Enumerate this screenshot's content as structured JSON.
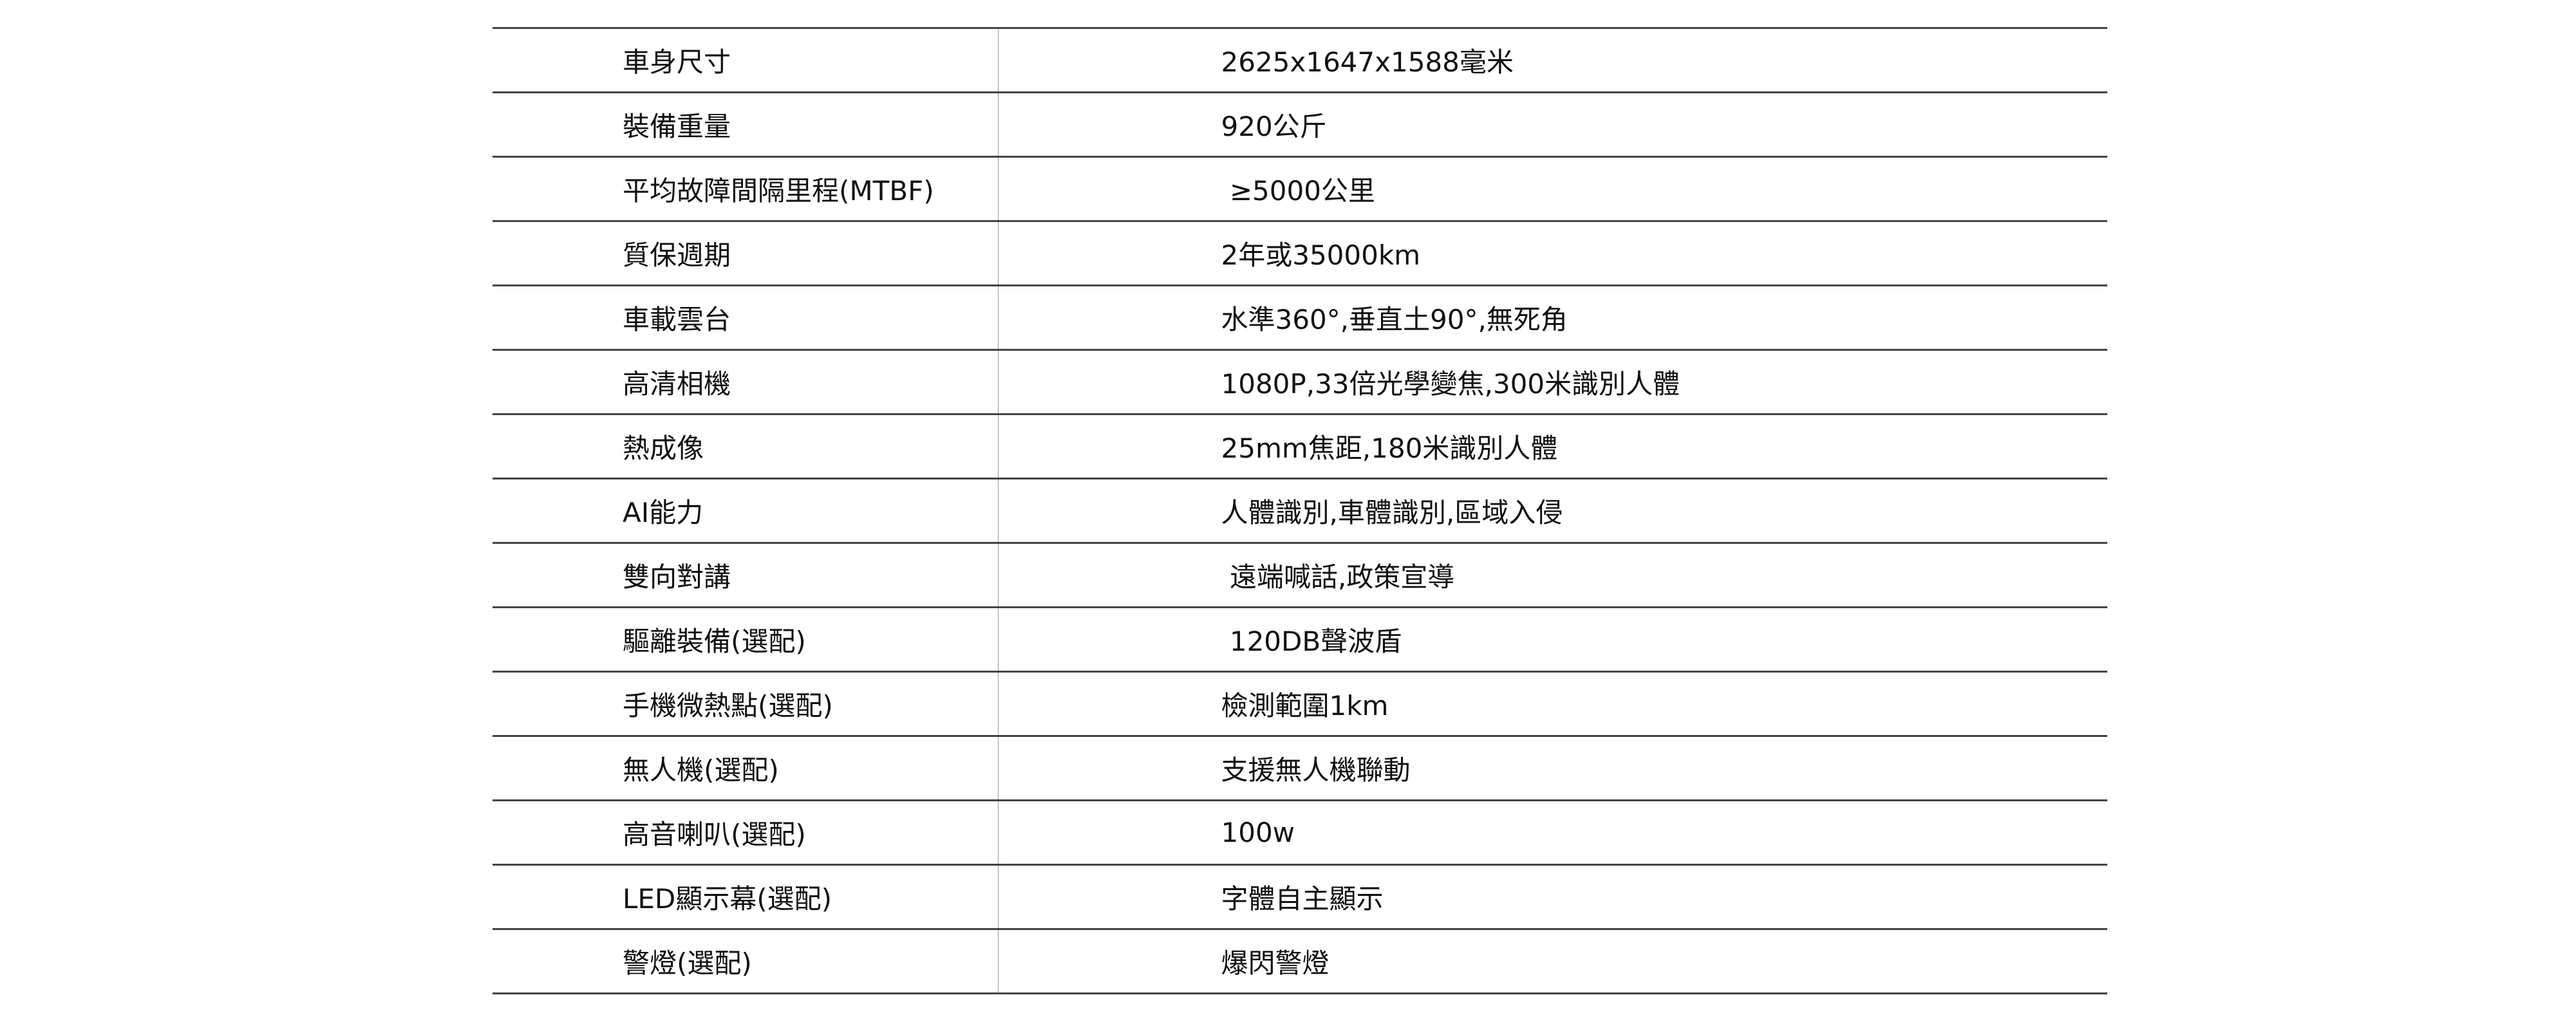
{
  "specs": [
    {
      "label": "車身尺寸",
      "value": "2625x1647x1588毫米"
    },
    {
      "label": "裝備重量",
      "value": "920公斤"
    },
    {
      "label": "平均故障間隔里程(MTBF)",
      "value": " ≥5000公里"
    },
    {
      "label": "質保週期",
      "value": "2年或35000km"
    },
    {
      "label": "車載雲台",
      "value": "水準360°,垂直土90°,無死角"
    },
    {
      "label": "高清相機",
      "value": "1080P,33倍光學變焦,300米識別人體"
    },
    {
      "label": "熱成像",
      "value": "25mm焦距,180米識別人體"
    },
    {
      "label": "AI能力",
      "value": "人體識別,車體識別,區域入侵"
    },
    {
      "label": "雙向對講",
      "value": " 遠端喊話,政策宣導"
    },
    {
      "label": "驅離裝備(選配)",
      "value": " 120DB聲波盾"
    },
    {
      "label": "手機微熱點(選配)",
      "value": "檢測範圍1km"
    },
    {
      "label": "無人機(選配)",
      "value": "支援無人機聯動"
    },
    {
      "label": "高音喇叭(選配)",
      "value": "100w"
    },
    {
      "label": "LED顯示幕(選配)",
      "value": "字體自主顯示"
    },
    {
      "label": "警燈(選配)",
      "value": "爆閃警燈"
    }
  ]
}
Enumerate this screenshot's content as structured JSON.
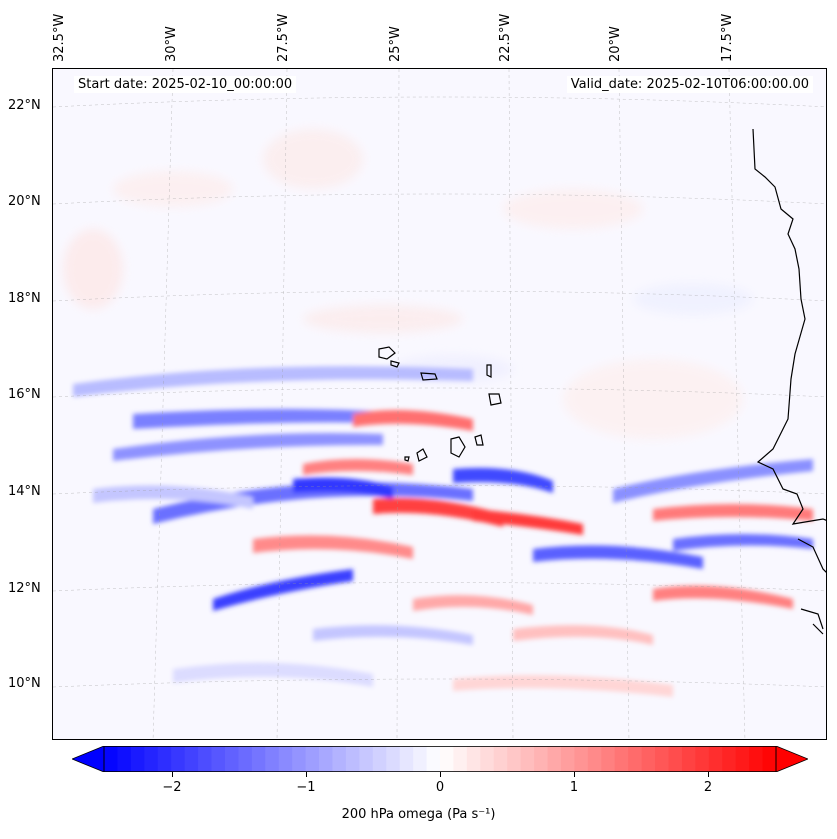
{
  "header": {
    "start_date": "Start date: 2025-02-10_00:00:00",
    "valid_date": "Valid_date: 2025-02-10T06:00:00.00"
  },
  "axes": {
    "lon_labels": [
      "32.5°W",
      "30°W",
      "27.5°W",
      "25°W",
      "22.5°W",
      "20°W",
      "17.5°W"
    ],
    "lat_labels": [
      "22°N",
      "20°N",
      "18°N",
      "16°N",
      "14°N",
      "12°N",
      "10°N"
    ]
  },
  "colorbar": {
    "ticks": [
      "−2",
      "−1",
      "0",
      "1",
      "2"
    ],
    "tick_values": [
      -2,
      -1,
      0,
      1,
      2
    ],
    "range": [
      -2.5,
      2.5
    ],
    "label": "200 hPa omega (Pa s⁻¹)",
    "low_color": "#0000ff",
    "mid_color": "#ffffff",
    "high_color": "#ff0000"
  }
}
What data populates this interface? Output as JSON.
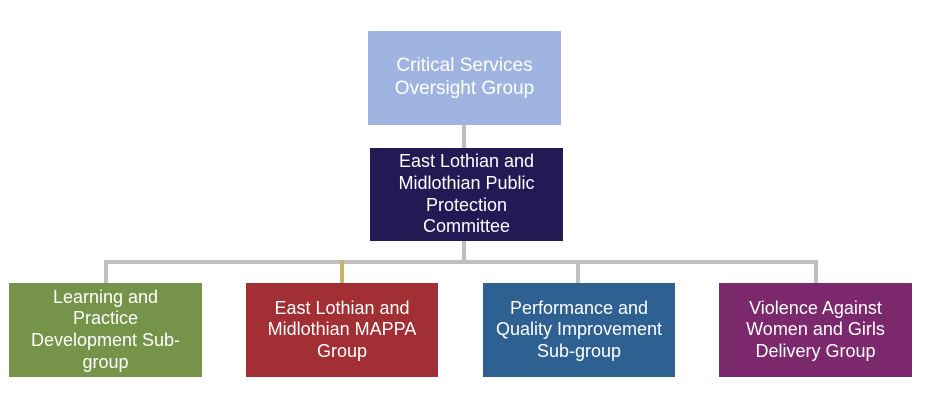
{
  "top": {
    "label": "Critical Services Oversight Group",
    "color": "#9fb4e0"
  },
  "middle": {
    "label": "East Lothian and Midlothian Public Protection Committee",
    "color": "#231a55"
  },
  "groups": [
    {
      "label": "Learning and Practice Development Sub-group",
      "color": "#76934a"
    },
    {
      "label": "East Lothian and Midlothian MAPPA Group",
      "color": "#a12f34"
    },
    {
      "label": "Performance and Quality Improvement Sub-group",
      "color": "#2e6092"
    },
    {
      "label": "Violence Against Women and Girls Delivery Group",
      "color": "#7c286c"
    }
  ],
  "connector_color": "#bfbfbf"
}
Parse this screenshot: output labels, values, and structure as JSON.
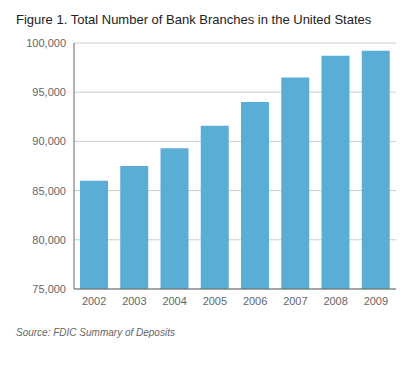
{
  "chart_data": {
    "type": "bar",
    "title": "Figure 1. Total Number of Bank Branches in the United States",
    "annotations": [
      "Source: FDIC Summary of Deposits"
    ],
    "categories": [
      "2002",
      "2003",
      "2004",
      "2005",
      "2006",
      "2007",
      "2008",
      "2009"
    ],
    "values": [
      86000,
      87500,
      89300,
      91600,
      94000,
      96500,
      98700,
      99200
    ],
    "color": "#5aadd4",
    "ylim": [
      75000,
      100000
    ],
    "yticks": [
      {
        "value": 75000,
        "label": "75,000"
      },
      {
        "value": 80000,
        "label": "80,000"
      },
      {
        "value": 85000,
        "label": "85,000"
      },
      {
        "value": 90000,
        "label": "90,000"
      },
      {
        "value": 95000,
        "label": "95,000"
      },
      {
        "value": 100000,
        "label": "100,000"
      }
    ],
    "grid": true
  }
}
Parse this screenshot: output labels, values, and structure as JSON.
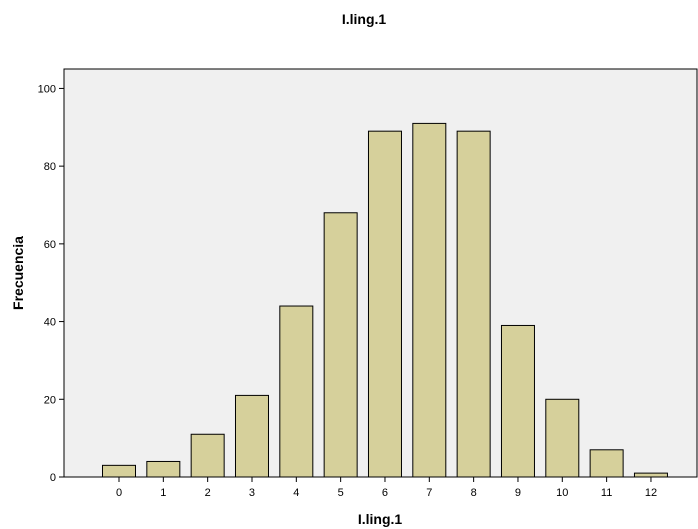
{
  "chart_data": {
    "type": "bar",
    "title": "I.ling.1",
    "xlabel": "I.ling.1",
    "ylabel": "Frecuencia",
    "categories": [
      "0",
      "1",
      "2",
      "3",
      "4",
      "5",
      "6",
      "7",
      "8",
      "9",
      "10",
      "11",
      "12"
    ],
    "values": [
      3,
      4,
      11,
      21,
      44,
      68,
      89,
      91,
      89,
      39,
      20,
      7,
      1
    ],
    "ylim": [
      0,
      105
    ],
    "yticks": [
      "0",
      "20",
      "40",
      "60",
      "80",
      "100"
    ],
    "grid": false,
    "legend": "none",
    "colors": {
      "bar_fill": "#d6d09b",
      "bar_stroke": "#000000",
      "plot_background": "#f0f0f0"
    }
  }
}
::::::::::
Work to do »
Write every entry out again exactly, dropping the pictures.

Correct result »
Enumerate this screenshot's content as structured JSON.
{
  "specs": [
    {
      "label": "車身尺寸",
      "value": "2625x1647x1588毫米"
    },
    {
      "label": "裝備重量",
      "value": "920公斤"
    },
    {
      "label": "平均故障間隔里程(MTBF)",
      "value": " ≥5000公里"
    },
    {
      "label": "質保週期",
      "value": "2年或35000km"
    },
    {
      "label": "車載雲台",
      "value": "水準360°,垂直土90°,無死角"
    },
    {
      "label": "高清相機",
      "value": "1080P,33倍光學變焦,300米識別人體"
    },
    {
      "label": "熱成像",
      "value": "25mm焦距,180米識別人體"
    },
    {
      "label": "AI能力",
      "value": "人體識別,車體識別,區域入侵"
    },
    {
      "label": "雙向對講",
      "value": " 遠端喊話,政策宣導"
    },
    {
      "label": "驅離裝備(選配)",
      "value": " 120DB聲波盾"
    },
    {
      "label": "手機微熱點(選配)",
      "value": "檢測範圍1km"
    },
    {
      "label": "無人機(選配)",
      "value": "支援無人機聯動"
    },
    {
      "label": "高音喇叭(選配)",
      "value": "100w"
    },
    {
      "label": "LED顯示幕(選配)",
      "value": "字體自主顯示"
    },
    {
      "label": "警燈(選配)",
      "value": "爆閃警燈"
    }
  ]
}
Enumerate this screenshot's content as structured JSON.
{
  "header": {
    "start_date": "Start date: 2025-02-10_00:00:00",
    "valid_date": "Valid_date: 2025-02-10T06:00:00.00"
  },
  "axes": {
    "lon_labels": [
      "32.5°W",
      "30°W",
      "27.5°W",
      "25°W",
      "22.5°W",
      "20°W",
      "17.5°W"
    ],
    "lat_labels": [
      "22°N",
      "20°N",
      "18°N",
      "16°N",
      "14°N",
      "12°N",
      "10°N"
    ]
  },
  "colorbar": {
    "ticks": [
      "−2",
      "−1",
      "0",
      "1",
      "2"
    ],
    "tick_values": [
      -2,
      -1,
      0,
      1,
      2
    ],
    "range": [
      -2.5,
      2.5
    ],
    "label": "200 hPa omega (Pa s⁻¹)",
    "low_color": "#0000ff",
    "mid_color": "#ffffff",
    "high_color": "#ff0000"
  }
}
What data populates this interface? Output as JSON.
{
  "top": {
    "label": "Critical Services Oversight Group",
    "color": "#9fb4e0"
  },
  "middle": {
    "label": "East Lothian and Midlothian Public Protection Committee",
    "color": "#231a55"
  },
  "groups": [
    {
      "label": "Learning and Practice Development Sub-group",
      "color": "#76934a"
    },
    {
      "label": "East Lothian and Midlothian MAPPA Group",
      "color": "#a12f34"
    },
    {
      "label": "Performance and Quality Improvement Sub-group",
      "color": "#2e6092"
    },
    {
      "label": "Violence Against Women and Girls Delivery Group",
      "color": "#7c286c"
    }
  ],
  "connector_color": "#bfbfbf"
}
Parse this screenshot: output labels, values, and structure as JSON.
{
  "chart_data": {
    "type": "bar",
    "title": "Figure 1. Total Number of Bank Branches in the United States",
    "annotations": [
      "Source: FDIC Summary of Deposits"
    ],
    "categories": [
      "2002",
      "2003",
      "2004",
      "2005",
      "2006",
      "2007",
      "2008",
      "2009"
    ],
    "values": [
      86000,
      87500,
      89300,
      91600,
      94000,
      96500,
      98700,
      99200
    ],
    "color": "#5aadd4",
    "ylim": [
      75000,
      100000
    ],
    "yticks": [
      {
        "value": 75000,
        "label": "75,000"
      },
      {
        "value": 80000,
        "label": "80,000"
      },
      {
        "value": 85000,
        "label": "85,000"
      },
      {
        "value": 90000,
        "label": "90,000"
      },
      {
        "value": 95000,
        "label": "95,000"
      },
      {
        "value": 100000,
        "label": "100,000"
      }
    ],
    "grid": true
  }
}
Parse this screenshot: output labels, values, and structure as JSON.
{
  "chart_data": {
    "type": "bar",
    "title": "I.ling.1",
    "xlabel": "I.ling.1",
    "ylabel": "Frecuencia",
    "categories": [
      "0",
      "1",
      "2",
      "3",
      "4",
      "5",
      "6",
      "7",
      "8",
      "9",
      "10",
      "11",
      "12"
    ],
    "values": [
      3,
      4,
      11,
      21,
      44,
      68,
      89,
      91,
      89,
      39,
      20,
      7,
      1
    ],
    "ylim": [
      0,
      105
    ],
    "yticks": [
      "0",
      "20",
      "40",
      "60",
      "80",
      "100"
    ],
    "grid": false,
    "legend": "none",
    "colors": {
      "bar_fill": "#d6d09b",
      "bar_stroke": "#000000",
      "plot_background": "#f0f0f0"
    }
  }
}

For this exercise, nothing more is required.